Your task:
Exclude all pictures, then copy each of the records exactly as written.

Records provided:

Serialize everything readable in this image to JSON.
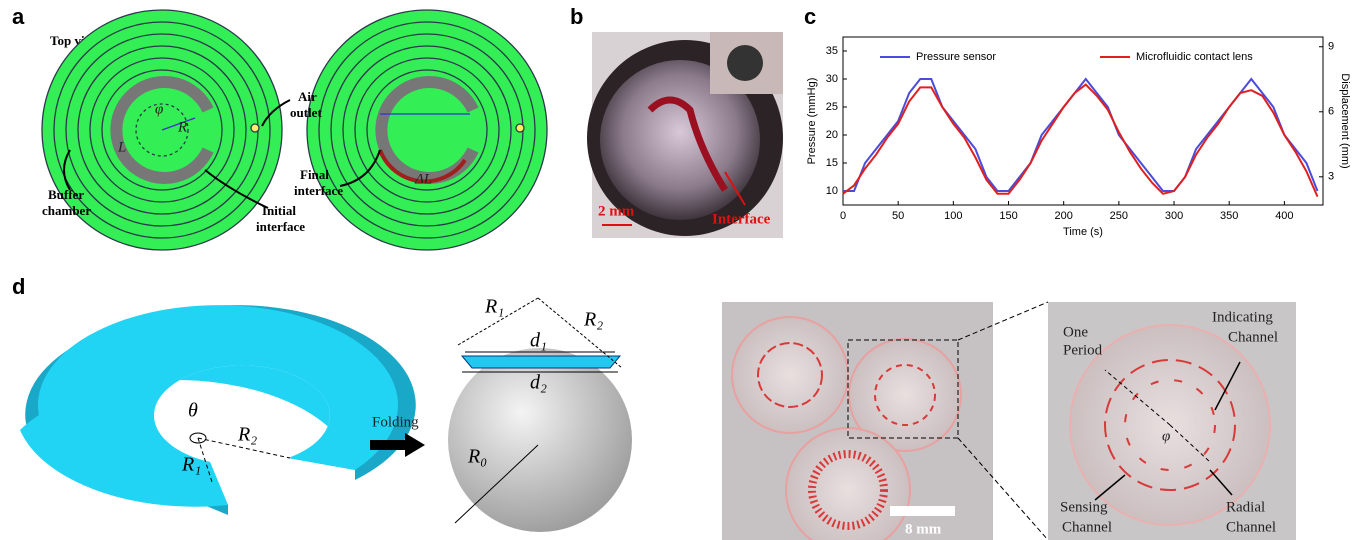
{
  "panel_a": {
    "letter": "a",
    "top_view": "Top view",
    "air_outlet": [
      "Air",
      "outlet"
    ],
    "buffer_chamber": [
      "Buffer",
      "chamber"
    ],
    "initial_interface": [
      "Initial",
      "interface"
    ],
    "final_interface": [
      "Final",
      "interface"
    ],
    "L": "L",
    "phi": "φ",
    "R": "R",
    "delta_L": "ΔL"
  },
  "panel_b": {
    "letter": "b",
    "scale": "2 mm",
    "interface": "Interface"
  },
  "panel_c": {
    "letter": "c"
  },
  "panel_d": {
    "letter": "d",
    "theta": "θ",
    "R1": "R₁",
    "R2": "R₂",
    "folding": "Folding",
    "d1": "d₁",
    "d2": "d₂",
    "R0": "R₀",
    "scale": "8 mm",
    "one_period": [
      "One",
      "Period"
    ],
    "indicating_channel": [
      "Indicating",
      "Channel"
    ],
    "sensing_channel": [
      "Sensing",
      "Channel"
    ],
    "radial_channel": [
      "Radial",
      "Channel"
    ],
    "phi": "φ"
  },
  "chart_data": {
    "type": "line",
    "x_label": "Time (s)",
    "y_label": "Pressure (mmHg)",
    "y2_label": "Displacement (mm)",
    "x": [
      0,
      10,
      20,
      30,
      40,
      50,
      60,
      70,
      80,
      90,
      100,
      110,
      120,
      130,
      140,
      150,
      160,
      170,
      180,
      190,
      200,
      210,
      220,
      230,
      240,
      250,
      260,
      270,
      280,
      290,
      300,
      310,
      320,
      330,
      340,
      350,
      360,
      370,
      380,
      390,
      400,
      410,
      420,
      430
    ],
    "series": [
      {
        "name": "Pressure sensor",
        "color": "#4b4bdc",
        "values": [
          10,
          10,
          15,
          17.5,
          20,
          22.5,
          27.5,
          30,
          30,
          25,
          22.5,
          20,
          17.5,
          12.5,
          10,
          10,
          12.5,
          15,
          20,
          22.5,
          25,
          27.5,
          30,
          27.5,
          25,
          20,
          17.5,
          15,
          12.5,
          10,
          10,
          12.5,
          17.5,
          20,
          22.5,
          25,
          27.5,
          30,
          27.5,
          25,
          20,
          17.5,
          15,
          10
        ]
      },
      {
        "name": "Microfluidic contact lens",
        "color": "#e0201e",
        "values": [
          9.5,
          11,
          14,
          16.5,
          19.5,
          22,
          26,
          28.5,
          28.5,
          25,
          22,
          19.5,
          16,
          12,
          9.5,
          9.5,
          12,
          15,
          19,
          22,
          25,
          27.5,
          29,
          27,
          24.5,
          20.5,
          17,
          14,
          11.5,
          9.5,
          10,
          12.5,
          16.5,
          19.5,
          22,
          25,
          27.5,
          28,
          27,
          24,
          20,
          17,
          13.5,
          9
        ]
      }
    ],
    "xlim": [
      0,
      435
    ],
    "xticks": [
      0,
      50,
      100,
      150,
      200,
      250,
      300,
      350,
      400
    ],
    "ylim": [
      7.5,
      37.5
    ],
    "yticks": [
      10,
      15,
      20,
      25,
      30,
      35
    ],
    "y2lim": [
      1.7,
      9.45
    ],
    "y2ticks": [
      3,
      6,
      9
    ],
    "legend": "top"
  }
}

Response to the exercise:
Serialize everything readable in this image to JSON.
{
  "panel_a": {
    "letter": "a",
    "top_view": "Top view",
    "air_outlet": [
      "Air",
      "outlet"
    ],
    "buffer_chamber": [
      "Buffer",
      "chamber"
    ],
    "initial_interface": [
      "Initial",
      "interface"
    ],
    "final_interface": [
      "Final",
      "interface"
    ],
    "L": "L",
    "phi": "φ",
    "R": "R",
    "delta_L": "ΔL"
  },
  "panel_b": {
    "letter": "b",
    "scale": "2 mm",
    "interface": "Interface"
  },
  "panel_c": {
    "letter": "c"
  },
  "panel_d": {
    "letter": "d",
    "theta": "θ",
    "R1": "R₁",
    "R2": "R₂",
    "folding": "Folding",
    "d1": "d₁",
    "d2": "d₂",
    "R0": "R₀",
    "scale": "8 mm",
    "one_period": [
      "One",
      "Period"
    ],
    "indicating_channel": [
      "Indicating",
      "Channel"
    ],
    "sensing_channel": [
      "Sensing",
      "Channel"
    ],
    "radial_channel": [
      "Radial",
      "Channel"
    ],
    "phi": "φ"
  },
  "chart_data": {
    "type": "line",
    "x_label": "Time (s)",
    "y_label": "Pressure (mmHg)",
    "y2_label": "Displacement (mm)",
    "x": [
      0,
      10,
      20,
      30,
      40,
      50,
      60,
      70,
      80,
      90,
      100,
      110,
      120,
      130,
      140,
      150,
      160,
      170,
      180,
      190,
      200,
      210,
      220,
      230,
      240,
      250,
      260,
      270,
      280,
      290,
      300,
      310,
      320,
      330,
      340,
      350,
      360,
      370,
      380,
      390,
      400,
      410,
      420,
      430
    ],
    "series": [
      {
        "name": "Pressure sensor",
        "color": "#4b4bdc",
        "values": [
          10,
          10,
          15,
          17.5,
          20,
          22.5,
          27.5,
          30,
          30,
          25,
          22.5,
          20,
          17.5,
          12.5,
          10,
          10,
          12.5,
          15,
          20,
          22.5,
          25,
          27.5,
          30,
          27.5,
          25,
          20,
          17.5,
          15,
          12.5,
          10,
          10,
          12.5,
          17.5,
          20,
          22.5,
          25,
          27.5,
          30,
          27.5,
          25,
          20,
          17.5,
          15,
          10
        ]
      },
      {
        "name": "Microfluidic contact lens",
        "color": "#e0201e",
        "values": [
          9.5,
          11,
          14,
          16.5,
          19.5,
          22,
          26,
          28.5,
          28.5,
          25,
          22,
          19.5,
          16,
          12,
          9.5,
          9.5,
          12,
          15,
          19,
          22,
          25,
          27.5,
          29,
          27,
          24.5,
          20.5,
          17,
          14,
          11.5,
          9.5,
          10,
          12.5,
          16.5,
          19.5,
          22,
          25,
          27.5,
          28,
          27,
          24,
          20,
          17,
          13.5,
          9
        ]
      }
    ],
    "xlim": [
      0,
      435
    ],
    "xticks": [
      0,
      50,
      100,
      150,
      200,
      250,
      300,
      350,
      400
    ],
    "ylim": [
      7.5,
      37.5
    ],
    "yticks": [
      10,
      15,
      20,
      25,
      30,
      35
    ],
    "y2lim": [
      1.7,
      9.45
    ],
    "y2ticks": [
      3,
      6,
      9
    ],
    "legend": "top"
  }
}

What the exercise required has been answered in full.